- GIVEN REQUEST:
Output the material word for word. Leave each picture out.

- DATA EXCERPTS:
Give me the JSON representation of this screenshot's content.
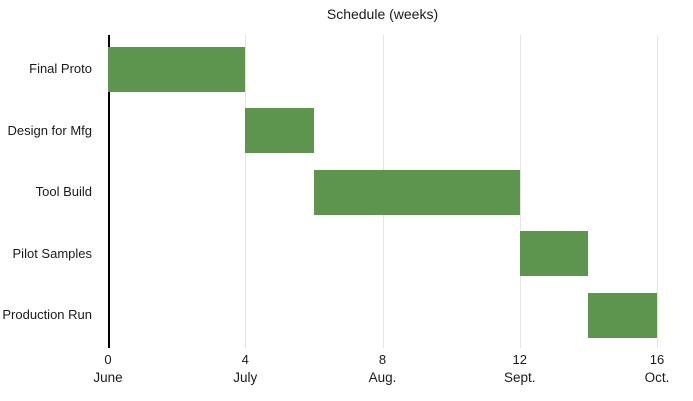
{
  "chart_data": {
    "type": "bar",
    "subtype": "gantt",
    "orientation": "horizontal",
    "title": "Schedule (weeks)",
    "xlabel": "",
    "ylabel": "",
    "xlim": [
      0,
      16
    ],
    "grid": "vertical",
    "legend": "none",
    "categories": [
      "Final Proto",
      "Design for Mfg",
      "Tool Build",
      "Pilot Samples",
      "Production Run"
    ],
    "bars": [
      {
        "task": "Final Proto",
        "start": 0,
        "end": 4
      },
      {
        "task": "Design for Mfg",
        "start": 4,
        "end": 6
      },
      {
        "task": "Tool Build",
        "start": 6,
        "end": 12
      },
      {
        "task": "Pilot Samples",
        "start": 12,
        "end": 14
      },
      {
        "task": "Production Run",
        "start": 14,
        "end": 16
      }
    ],
    "x_ticks": [
      {
        "value": 0,
        "label": "0",
        "month": "June"
      },
      {
        "value": 4,
        "label": "4",
        "month": "July"
      },
      {
        "value": 8,
        "label": "8",
        "month": "Aug."
      },
      {
        "value": 12,
        "label": "12",
        "month": "Sept."
      },
      {
        "value": 16,
        "label": "16",
        "month": "Oct."
      }
    ],
    "colors": {
      "bar": "#5d944e",
      "gridline": "#e4e4e4",
      "axis": "#000000",
      "text": "#1a1a1a"
    }
  }
}
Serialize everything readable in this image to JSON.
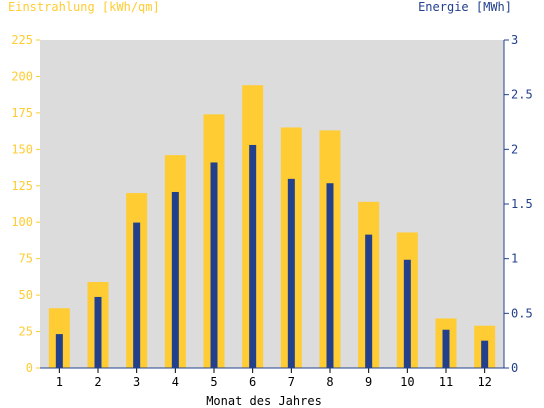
{
  "chart_data": {
    "type": "bar",
    "title": "",
    "xlabel": "Monat des Jahres",
    "ylabel_left": "Einstrahlung [kWh/qm]",
    "ylabel_right": "Energie [MWh]",
    "categories": [
      "1",
      "2",
      "3",
      "4",
      "5",
      "6",
      "7",
      "8",
      "9",
      "10",
      "11",
      "12"
    ],
    "y_left_lim": [
      0,
      225
    ],
    "y_left_ticks": [
      "0",
      "25",
      "50",
      "75",
      "100",
      "125",
      "150",
      "175",
      "200",
      "225"
    ],
    "y_right_lim": [
      0,
      3
    ],
    "y_right_ticks": [
      "0",
      "0.5",
      "1",
      "1.5",
      "2",
      "2.5",
      "3"
    ],
    "grid": false,
    "series": [
      {
        "name": "Einstrahlung [kWh/qm]",
        "axis": "left",
        "color": "#ffcc33",
        "values": [
          41,
          59,
          120,
          146,
          174,
          194,
          165,
          163,
          114,
          93,
          34,
          29
        ]
      },
      {
        "name": "Energie [MWh]",
        "axis": "right",
        "color": "#22408c",
        "values": [
          0.31,
          0.65,
          1.33,
          1.61,
          1.88,
          2.04,
          1.73,
          1.69,
          1.22,
          0.99,
          0.35,
          0.25
        ]
      }
    ]
  },
  "colors": {
    "plot_background": "#dcdcdc",
    "left_axis_text": "#ffcc33",
    "right_axis_text": "#22408c",
    "axis_line": "#22408c",
    "xlabel_text": "#000000"
  }
}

- FINAL ANSWER:
Give me the JSON representation of this screenshot's content.
{
  "chart_data": {
    "type": "bar",
    "subtype": "gantt",
    "orientation": "horizontal",
    "title": "Schedule (weeks)",
    "xlabel": "",
    "ylabel": "",
    "xlim": [
      0,
      16
    ],
    "grid": "vertical",
    "legend": "none",
    "categories": [
      "Final Proto",
      "Design for Mfg",
      "Tool Build",
      "Pilot Samples",
      "Production Run"
    ],
    "bars": [
      {
        "task": "Final Proto",
        "start": 0,
        "end": 4
      },
      {
        "task": "Design for Mfg",
        "start": 4,
        "end": 6
      },
      {
        "task": "Tool Build",
        "start": 6,
        "end": 12
      },
      {
        "task": "Pilot Samples",
        "start": 12,
        "end": 14
      },
      {
        "task": "Production Run",
        "start": 14,
        "end": 16
      }
    ],
    "x_ticks": [
      {
        "value": 0,
        "label": "0",
        "month": "June"
      },
      {
        "value": 4,
        "label": "4",
        "month": "July"
      },
      {
        "value": 8,
        "label": "8",
        "month": "Aug."
      },
      {
        "value": 12,
        "label": "12",
        "month": "Sept."
      },
      {
        "value": 16,
        "label": "16",
        "month": "Oct."
      }
    ],
    "colors": {
      "bar": "#5d944e",
      "gridline": "#e4e4e4",
      "axis": "#000000",
      "text": "#1a1a1a"
    }
  }
}
Serialize everything readable in this image to JSON.
{
  "chart_data": {
    "type": "bar",
    "title": "",
    "xlabel": "Monat des Jahres",
    "ylabel_left": "Einstrahlung [kWh/qm]",
    "ylabel_right": "Energie [MWh]",
    "categories": [
      "1",
      "2",
      "3",
      "4",
      "5",
      "6",
      "7",
      "8",
      "9",
      "10",
      "11",
      "12"
    ],
    "y_left_lim": [
      0,
      225
    ],
    "y_left_ticks": [
      "0",
      "25",
      "50",
      "75",
      "100",
      "125",
      "150",
      "175",
      "200",
      "225"
    ],
    "y_right_lim": [
      0,
      3
    ],
    "y_right_ticks": [
      "0",
      "0.5",
      "1",
      "1.5",
      "2",
      "2.5",
      "3"
    ],
    "grid": false,
    "series": [
      {
        "name": "Einstrahlung [kWh/qm]",
        "axis": "left",
        "color": "#ffcc33",
        "values": [
          41,
          59,
          120,
          146,
          174,
          194,
          165,
          163,
          114,
          93,
          34,
          29
        ]
      },
      {
        "name": "Energie [MWh]",
        "axis": "right",
        "color": "#22408c",
        "values": [
          0.31,
          0.65,
          1.33,
          1.61,
          1.88,
          2.04,
          1.73,
          1.69,
          1.22,
          0.99,
          0.35,
          0.25
        ]
      }
    ]
  },
  "colors": {
    "plot_background": "#dcdcdc",
    "left_axis_text": "#ffcc33",
    "right_axis_text": "#22408c",
    "axis_line": "#22408c",
    "xlabel_text": "#000000"
  }
}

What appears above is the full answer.